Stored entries
******************************

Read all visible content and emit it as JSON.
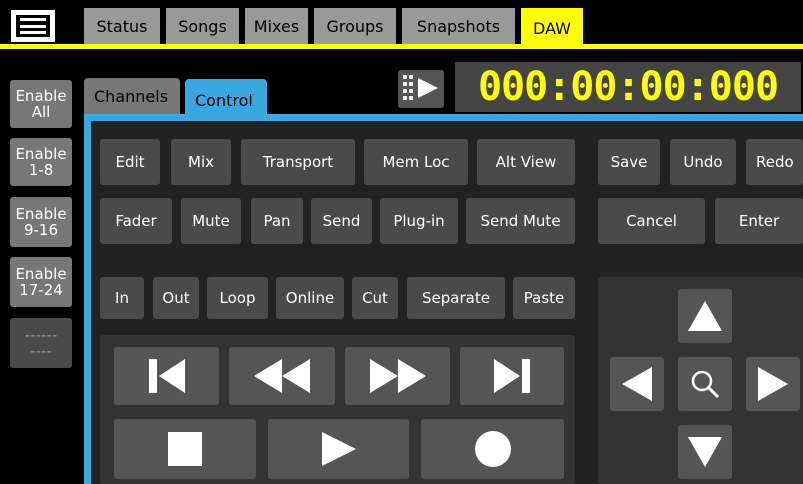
{
  "top_tabs": [
    "Status",
    "Songs",
    "Mixes",
    "Groups",
    "Snapshots",
    "DAW"
  ],
  "active_top_tab": "DAW",
  "left_buttons": [
    "Enable\nAll",
    "Enable\n1-8",
    "Enable\n9-16",
    "Enable\n17-24",
    "------\n----"
  ],
  "sub_tabs": [
    "Channels",
    "Control"
  ],
  "active_sub_tab": "Control",
  "timecode": "000:00:00:000",
  "row1": [
    "Edit",
    "Mix",
    "Transport",
    "Mem Loc",
    "Alt View"
  ],
  "row1_right": [
    "Save",
    "Undo",
    "Redo"
  ],
  "row2": [
    "Fader",
    "Mute",
    "Pan",
    "Send",
    "Plug-in",
    "Send Mute"
  ],
  "row2_right": [
    "Cancel",
    "Enter"
  ],
  "row3": [
    "In",
    "Out",
    "Loop",
    "Online",
    "Cut",
    "Separate",
    "Paste"
  ],
  "colors": {
    "accent_yellow": "#ffff00",
    "accent_blue": "#3aa8e0",
    "button_gray": "#4a4a4a",
    "background": "#000000"
  },
  "icons": {
    "transport": [
      "rewind-to-start-icon",
      "rewind-icon",
      "fast-forward-icon",
      "skip-to-end-icon",
      "stop-icon",
      "play-icon",
      "record-icon"
    ],
    "nav": [
      "arrow-up-icon",
      "arrow-left-icon",
      "zoom-icon",
      "arrow-right-icon",
      "arrow-down-icon"
    ]
  }
}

******************************

*Exercise details:* Omit all pictures while transcribing the entries verbatim.

*Response to this task:*
Read all visible content and emit it as JSON.
{
  "top_tabs": [
    "Status",
    "Songs",
    "Mixes",
    "Groups",
    "Snapshots",
    "DAW"
  ],
  "active_top_tab": "DAW",
  "left_buttons": [
    "Enable\nAll",
    "Enable\n1-8",
    "Enable\n9-16",
    "Enable\n17-24",
    "------\n----"
  ],
  "sub_tabs": [
    "Channels",
    "Control"
  ],
  "active_sub_tab": "Control",
  "timecode": "000:00:00:000",
  "row1": [
    "Edit",
    "Mix",
    "Transport",
    "Mem Loc",
    "Alt View"
  ],
  "row1_right": [
    "Save",
    "Undo",
    "Redo"
  ],
  "row2": [
    "Fader",
    "Mute",
    "Pan",
    "Send",
    "Plug-in",
    "Send Mute"
  ],
  "row2_right": [
    "Cancel",
    "Enter"
  ],
  "row3": [
    "In",
    "Out",
    "Loop",
    "Online",
    "Cut",
    "Separate",
    "Paste"
  ],
  "colors": {
    "accent_yellow": "#ffff00",
    "accent_blue": "#3aa8e0",
    "button_gray": "#4a4a4a",
    "background": "#000000"
  },
  "icons": {
    "transport": [
      "rewind-to-start-icon",
      "rewind-icon",
      "fast-forward-icon",
      "skip-to-end-icon",
      "stop-icon",
      "play-icon",
      "record-icon"
    ],
    "nav": [
      "arrow-up-icon",
      "arrow-left-icon",
      "zoom-icon",
      "arrow-right-icon",
      "arrow-down-icon"
    ]
  }
}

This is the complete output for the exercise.